[Supplied records]
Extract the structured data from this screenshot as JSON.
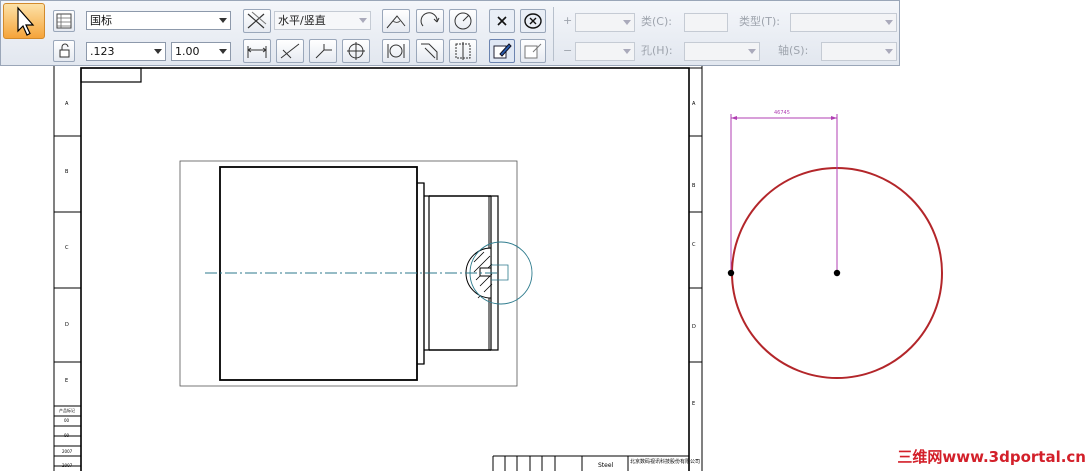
{
  "toolbar": {
    "standard_value": "国标",
    "precision_value": ".123",
    "scale_value": "1.00",
    "orientation_value": "水平/竖直",
    "plus_symbol": "+",
    "minus_symbol": "−",
    "class_label": "类(C):",
    "type_label": "类型(T):",
    "hole_label": "孔(H):",
    "shaft_label": "轴(S):",
    "close_symbol": "×"
  },
  "drawing": {
    "zones_left": [
      "A",
      "B",
      "C",
      "D",
      "E"
    ],
    "zones_right": [
      "A",
      "B",
      "C",
      "D",
      "E"
    ],
    "material": "Steel",
    "title_block_company": "北京数码视讯科技股份有限公司",
    "left_strip_labels": [
      "产品标记",
      "00",
      "00",
      "2007",
      "2007"
    ]
  },
  "detail": {
    "dimension_value": "46745"
  },
  "watermark": "三维网www.3dportal.cn",
  "colors": {
    "accent": "#f5a43a",
    "dimension": "#b03fb3",
    "circle": "#b3262a",
    "centerline": "#2c7a8c"
  }
}
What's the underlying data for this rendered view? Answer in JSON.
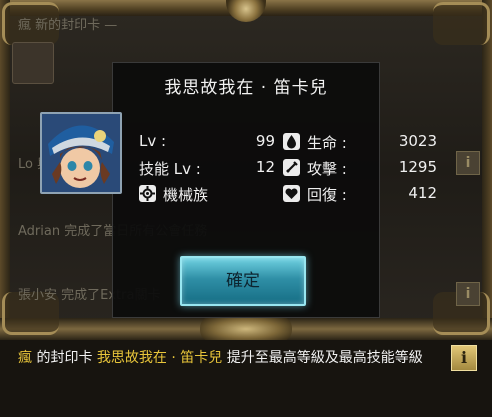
{
  "background_feed": {
    "line1": "瘋     新的封印卡 —",
    "line2": "Lo           與不棄",
    "line3": "Adrian  完成了當日所有公會任務",
    "line4": "張小安  完成了Extra關卡"
  },
  "modal": {
    "title": "我思故我在 · 笛卡兒",
    "stats": {
      "lv_label": "Lv :",
      "lv_value": "99",
      "skill_label": "技能 Lv :",
      "skill_value": "12",
      "race": "機械族",
      "hp_label": "生命 :",
      "hp_value": "3023",
      "atk_label": "攻擊 :",
      "atk_value": "1295",
      "rec_label": "回復 :",
      "rec_value": "412"
    },
    "confirm_label": "確定"
  },
  "notice": {
    "user": "瘋",
    "part1": " 的封印卡 ",
    "card": "我思故我在 · 笛卡兒",
    "part2": " 提升至最高等級及最高技能等級",
    "info_label": "i"
  },
  "icons": {
    "hp": "drop-icon",
    "atk": "sword-icon",
    "rec": "heart-icon",
    "race": "machine-race-icon"
  },
  "colors": {
    "highlight": "#e8c53a",
    "confirm_button": "#2f8fa6"
  }
}
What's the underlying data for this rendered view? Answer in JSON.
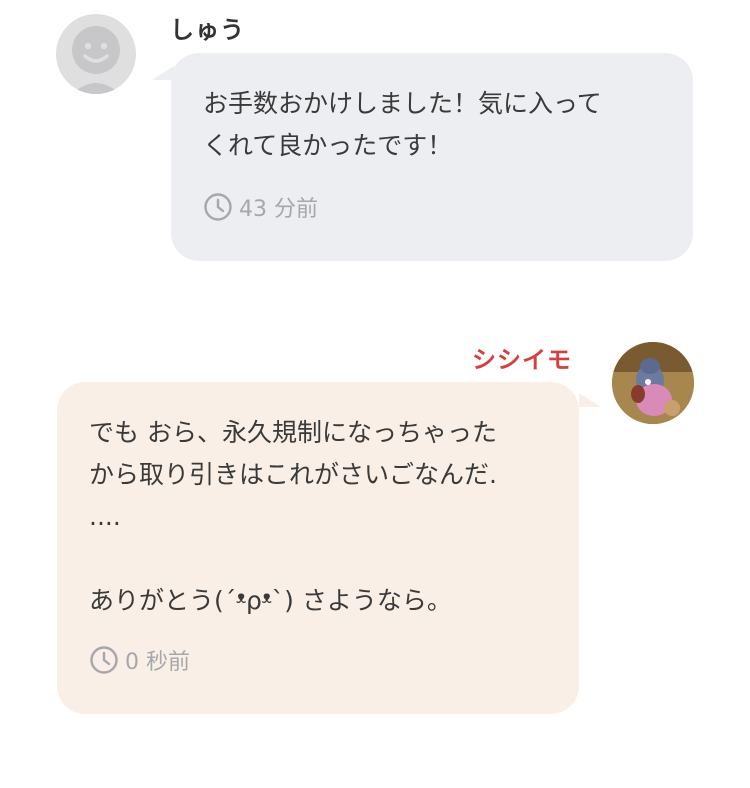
{
  "messages": [
    {
      "sender": "しゅう",
      "text": "お手数おかけしました！気に入って\nくれて良かったです！",
      "time": "43 分前"
    },
    {
      "sender": "シシイモ",
      "text": "でも おら、永久規制になっちゃった\nから取り引きはこれがさいごなんだ.\n....\n\nありがとう(´ᵜρᵜ`) さようなら。",
      "time": "0 秒前"
    }
  ],
  "colors": {
    "incoming_bubble": "#edeef2",
    "outgoing_bubble": "#f9efe6",
    "own_name": "#d24040",
    "timestamp": "#a6a6ab"
  },
  "icons": {
    "default_avatar": "default-avatar-icon",
    "time": "clock-icon"
  }
}
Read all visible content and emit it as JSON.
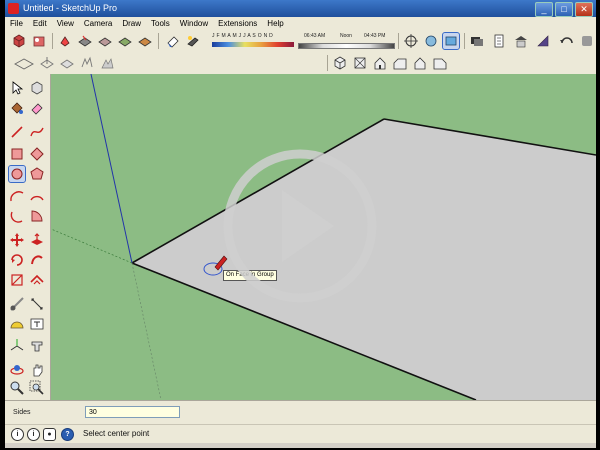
{
  "window": {
    "title": "Untitled - SketchUp Pro"
  },
  "menu": [
    "File",
    "Edit",
    "View",
    "Camera",
    "Draw",
    "Tools",
    "Window",
    "Extensions",
    "Help"
  ],
  "shadow": {
    "months": "J F M A M J J A S O N D",
    "time_start": "06:43 AM",
    "time_mid": "Noon",
    "time_end": "04:43 PM"
  },
  "toolbar_icons": [
    "cube-icon",
    "orbit-icon",
    "paint-icon",
    "pan-icon",
    "zoom-icon",
    "zoom-extents-icon",
    "eraser-icon",
    "section-icon",
    "shadow-icon",
    "fog-icon",
    "camera-icon",
    "view-icon",
    "model-info-icon",
    "components-icon"
  ],
  "views_icons": [
    "iso-view-icon",
    "top-view-icon",
    "front-view-icon",
    "right-view-icon",
    "back-view-icon",
    "left-view-icon"
  ],
  "sidebar_tools": [
    "select-icon",
    "make-component-icon",
    "paint-bucket-icon",
    "eraser-icon",
    "line-icon",
    "freehand-icon",
    "rectangle-icon",
    "rotated-rectangle-icon",
    "circle-icon",
    "polygon-icon",
    "arc-icon",
    "pie-icon",
    "move-icon",
    "push-pull-icon",
    "rotate-icon",
    "follow-me-icon",
    "scale-icon",
    "offset-icon",
    "tape-measure-icon",
    "text-icon",
    "axes-icon",
    "dimension-icon",
    "orbit-icon",
    "pan-icon",
    "zoom-icon",
    "zoom-window-icon"
  ],
  "viewport": {
    "tooltip": "On Face in Group"
  },
  "vcb": {
    "label": "Sides",
    "value": "30"
  },
  "status": {
    "text": "Select center point",
    "icons": [
      "i",
      "i",
      "?"
    ]
  },
  "colors": {
    "viewport_bg": "#8cbc84",
    "face": "#cccccc",
    "accent": "#3a6bc7"
  }
}
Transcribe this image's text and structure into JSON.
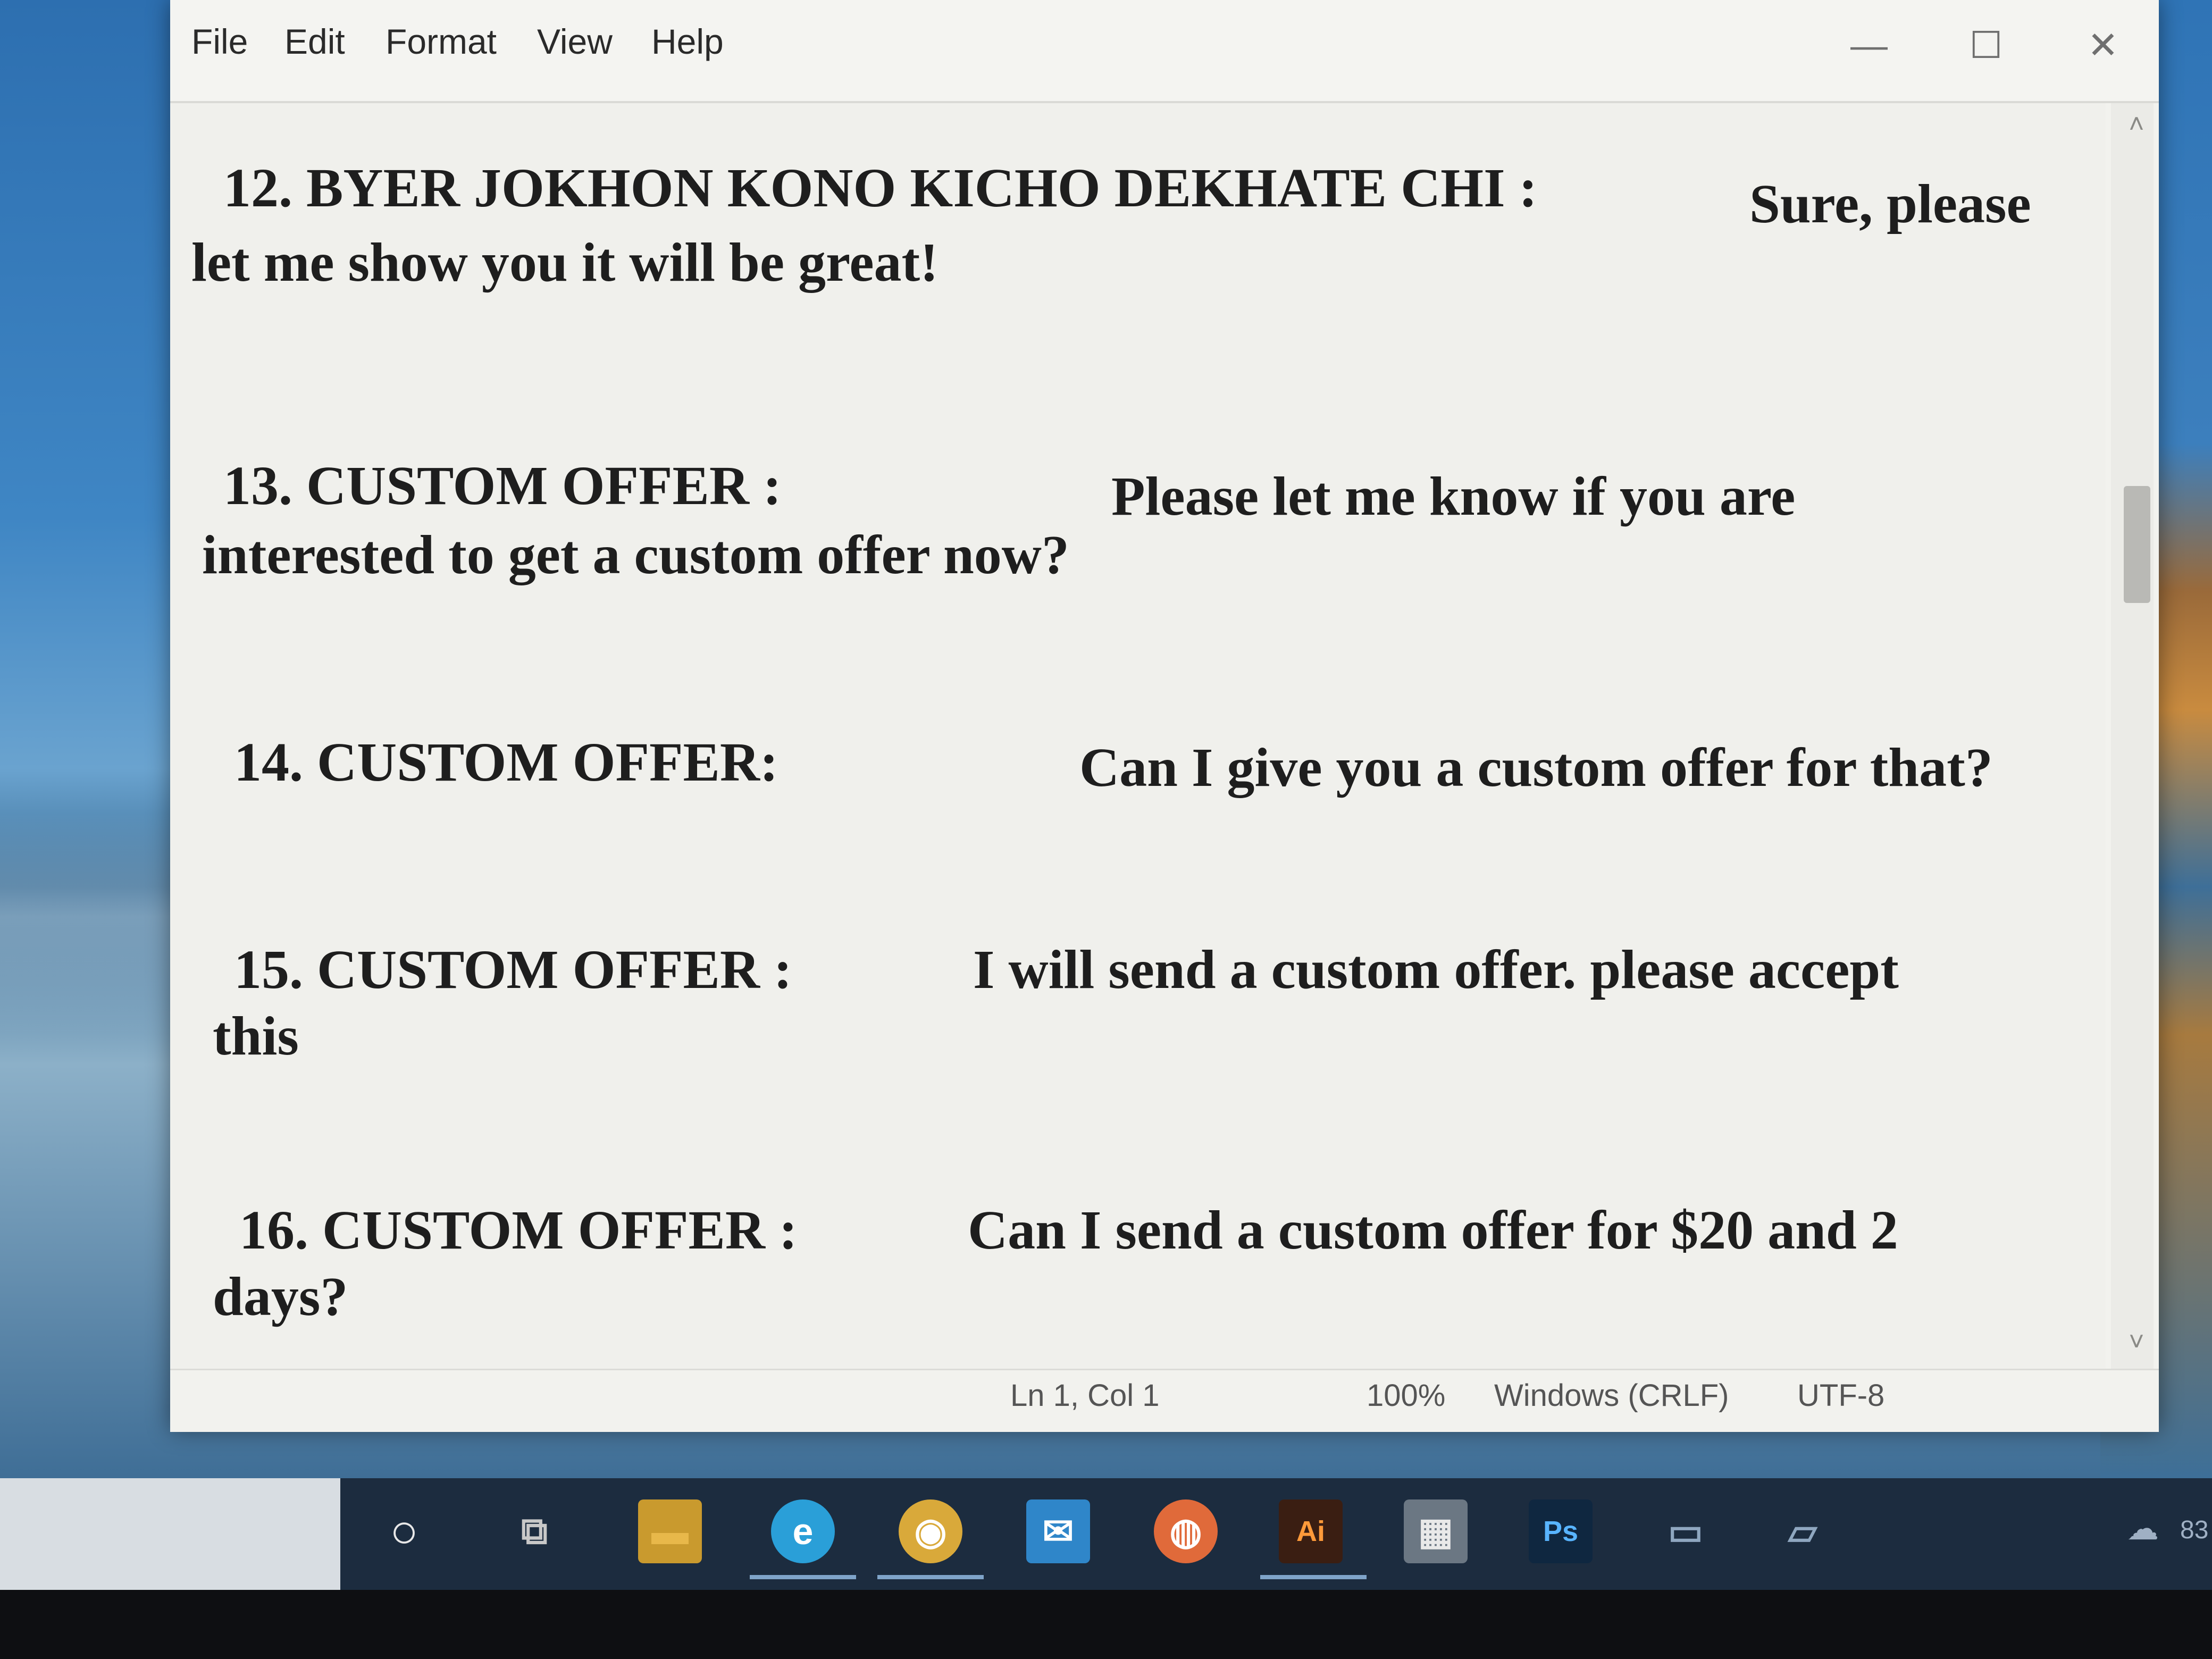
{
  "menu": {
    "file": "File",
    "edit": "Edit",
    "format": "Format",
    "view": "View",
    "help": "Help"
  },
  "window_controls": {
    "minimize": "—",
    "maximize": "☐",
    "close": "✕"
  },
  "entries": [
    {
      "title": "12.  BYER JOKHON KONO KICHO DEKHATE CHI :",
      "reply": "Sure, please",
      "continuation": "let me show you it will be great!"
    },
    {
      "title": "13.  CUSTOM OFFER :",
      "reply": "Please let me know if you are",
      "continuation": "interested to get a custom offer now?"
    },
    {
      "title": "14.  CUSTOM OFFER:",
      "reply": "Can I give you a custom offer for that?",
      "continuation": ""
    },
    {
      "title": "15.  CUSTOM OFFER :",
      "reply": "I will send a custom offer. please accept",
      "continuation": "this"
    },
    {
      "title": "16.  CUSTOM OFFER :",
      "reply": "Can I send a custom offer for $20  and 2",
      "continuation": "days?"
    }
  ],
  "status": {
    "position": "Ln 1, Col 1",
    "zoom": "100%",
    "line_endings": "Windows (CRLF)",
    "encoding": "UTF-8"
  },
  "taskbar": {
    "icons": [
      {
        "name": "search-circle-icon",
        "glyph": "○"
      },
      {
        "name": "task-view-icon",
        "glyph": "⧉"
      },
      {
        "name": "file-explorer-icon",
        "glyph": "▬"
      },
      {
        "name": "edge-icon",
        "glyph": "e"
      },
      {
        "name": "chrome-icon",
        "glyph": "◉"
      },
      {
        "name": "mail-icon",
        "glyph": "✉"
      },
      {
        "name": "firefox-icon",
        "glyph": "◍"
      },
      {
        "name": "illustrator-icon",
        "glyph": "Ai"
      },
      {
        "name": "store-icon",
        "glyph": "▦"
      },
      {
        "name": "photoshop-icon",
        "glyph": "Ps"
      },
      {
        "name": "app-icon-1",
        "glyph": "▭"
      },
      {
        "name": "app-icon-2",
        "glyph": "▱"
      }
    ],
    "tray_text": "83"
  },
  "colors": {
    "text": "#1e1e1e",
    "editor_bg": "#f0f0ec",
    "taskbar_bg": "#1c2c3f"
  }
}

[Stated goal]
Make an exact copy of the data, leaving its pictures out.

[Written solution]
Extract the structured data from this screenshot as JSON.
{
  "toolbar": {
    "standard_value": "国标",
    "precision_value": ".123",
    "scale_value": "1.00",
    "orientation_value": "水平/竖直",
    "plus_symbol": "+",
    "minus_symbol": "−",
    "class_label": "类(C):",
    "type_label": "类型(T):",
    "hole_label": "孔(H):",
    "shaft_label": "轴(S):",
    "close_symbol": "×"
  },
  "drawing": {
    "zones_left": [
      "A",
      "B",
      "C",
      "D",
      "E"
    ],
    "zones_right": [
      "A",
      "B",
      "C",
      "D",
      "E"
    ],
    "material": "Steel",
    "title_block_company": "北京数码视讯科技股份有限公司",
    "left_strip_labels": [
      "产品标记",
      "00",
      "00",
      "2007",
      "2007"
    ]
  },
  "detail": {
    "dimension_value": "46745"
  },
  "watermark": "三维网www.3dportal.cn",
  "colors": {
    "accent": "#f5a43a",
    "dimension": "#b03fb3",
    "circle": "#b3262a",
    "centerline": "#2c7a8c"
  }
}
What's the underlying data for this rendered view? Answer in JSON.
{
  "background_feed": {
    "line1": "瘋     新的封印卡 —",
    "line2": "Lo           與不棄",
    "line3": "Adrian  完成了當日所有公會任務",
    "line4": "張小安  完成了Extra關卡"
  },
  "modal": {
    "title": "我思故我在 · 笛卡兒",
    "stats": {
      "lv_label": "Lv :",
      "lv_value": "99",
      "skill_label": "技能 Lv :",
      "skill_value": "12",
      "race": "機械族",
      "hp_label": "生命 :",
      "hp_value": "3023",
      "atk_label": "攻擊 :",
      "atk_value": "1295",
      "rec_label": "回復 :",
      "rec_value": "412"
    },
    "confirm_label": "確定"
  },
  "notice": {
    "user": "瘋",
    "part1": " 的封印卡 ",
    "card": "我思故我在 · 笛卡兒",
    "part2": " 提升至最高等級及最高技能等級",
    "info_label": "i"
  },
  "icons": {
    "hp": "drop-icon",
    "atk": "sword-icon",
    "rec": "heart-icon",
    "race": "machine-race-icon"
  },
  "colors": {
    "highlight": "#e8c53a",
    "confirm_button": "#2f8fa6"
  }
}
What's the underlying data for this rendered view? Answer in JSON.
{
  "messages": [
    {
      "sender": "しゅう",
      "text": "お手数おかけしました！気に入って\nくれて良かったです！",
      "time": "43 分前"
    },
    {
      "sender": "シシイモ",
      "text": "でも おら、永久規制になっちゃった\nから取り引きはこれがさいごなんだ.\n....\n\nありがとう(´ᵜρᵜ`) さようなら。",
      "time": "0 秒前"
    }
  ],
  "colors": {
    "incoming_bubble": "#edeef2",
    "outgoing_bubble": "#f9efe6",
    "own_name": "#d24040",
    "timestamp": "#a6a6ab"
  },
  "icons": {
    "default_avatar": "default-avatar-icon",
    "time": "clock-icon"
  }
}
Read all visible content and emit it as JSON.
{
  "window": {
    "title": "Untitled - SketchUp Pro"
  },
  "menu": [
    "File",
    "Edit",
    "View",
    "Camera",
    "Draw",
    "Tools",
    "Window",
    "Extensions",
    "Help"
  ],
  "shadow": {
    "months": "J F M A M J J A S O N D",
    "time_start": "06:43 AM",
    "time_mid": "Noon",
    "time_end": "04:43 PM"
  },
  "toolbar_icons": [
    "cube-icon",
    "orbit-icon",
    "paint-icon",
    "pan-icon",
    "zoom-icon",
    "zoom-extents-icon",
    "eraser-icon",
    "section-icon",
    "shadow-icon",
    "fog-icon",
    "camera-icon",
    "view-icon",
    "model-info-icon",
    "components-icon"
  ],
  "views_icons": [
    "iso-view-icon",
    "top-view-icon",
    "front-view-icon",
    "right-view-icon",
    "back-view-icon",
    "left-view-icon"
  ],
  "sidebar_tools": [
    "select-icon",
    "make-component-icon",
    "paint-bucket-icon",
    "eraser-icon",
    "line-icon",
    "freehand-icon",
    "rectangle-icon",
    "rotated-rectangle-icon",
    "circle-icon",
    "polygon-icon",
    "arc-icon",
    "pie-icon",
    "move-icon",
    "push-pull-icon",
    "rotate-icon",
    "follow-me-icon",
    "scale-icon",
    "offset-icon",
    "tape-measure-icon",
    "text-icon",
    "axes-icon",
    "dimension-icon",
    "orbit-icon",
    "pan-icon",
    "zoom-icon",
    "zoom-window-icon"
  ],
  "viewport": {
    "tooltip": "On Face in Group"
  },
  "vcb": {
    "label": "Sides",
    "value": "30"
  },
  "status": {
    "text": "Select center point",
    "icons": [
      "i",
      "i",
      "?"
    ]
  },
  "colors": {
    "viewport_bg": "#8cbc84",
    "face": "#cccccc",
    "accent": "#3a6bc7"
  }
}
Transcribe this image's text and structure into JSON.
{
  "menu": {
    "file": "File",
    "edit": "Edit",
    "format": "Format",
    "view": "View",
    "help": "Help"
  },
  "window_controls": {
    "minimize": "—",
    "maximize": "☐",
    "close": "✕"
  },
  "entries": [
    {
      "title": "12.  BYER JOKHON KONO KICHO DEKHATE CHI :",
      "reply": "Sure, please",
      "continuation": "let me show you it will be great!"
    },
    {
      "title": "13.  CUSTOM OFFER :",
      "reply": "Please let me know if you are",
      "continuation": "interested to get a custom offer now?"
    },
    {
      "title": "14.  CUSTOM OFFER:",
      "reply": "Can I give you a custom offer for that?",
      "continuation": ""
    },
    {
      "title": "15.  CUSTOM OFFER :",
      "reply": "I will send a custom offer. please accept",
      "continuation": "this"
    },
    {
      "title": "16.  CUSTOM OFFER :",
      "reply": "Can I send a custom offer for $20  and 2",
      "continuation": "days?"
    }
  ],
  "status": {
    "position": "Ln 1, Col 1",
    "zoom": "100%",
    "line_endings": "Windows (CRLF)",
    "encoding": "UTF-8"
  },
  "taskbar": {
    "icons": [
      {
        "name": "search-circle-icon",
        "glyph": "○"
      },
      {
        "name": "task-view-icon",
        "glyph": "⧉"
      },
      {
        "name": "file-explorer-icon",
        "glyph": "▬"
      },
      {
        "name": "edge-icon",
        "glyph": "e"
      },
      {
        "name": "chrome-icon",
        "glyph": "◉"
      },
      {
        "name": "mail-icon",
        "glyph": "✉"
      },
      {
        "name": "firefox-icon",
        "glyph": "◍"
      },
      {
        "name": "illustrator-icon",
        "glyph": "Ai"
      },
      {
        "name": "store-icon",
        "glyph": "▦"
      },
      {
        "name": "photoshop-icon",
        "glyph": "Ps"
      },
      {
        "name": "app-icon-1",
        "glyph": "▭"
      },
      {
        "name": "app-icon-2",
        "glyph": "▱"
      }
    ],
    "tray_text": "83"
  },
  "colors": {
    "text": "#1e1e1e",
    "editor_bg": "#f0f0ec",
    "taskbar_bg": "#1c2c3f"
  }
}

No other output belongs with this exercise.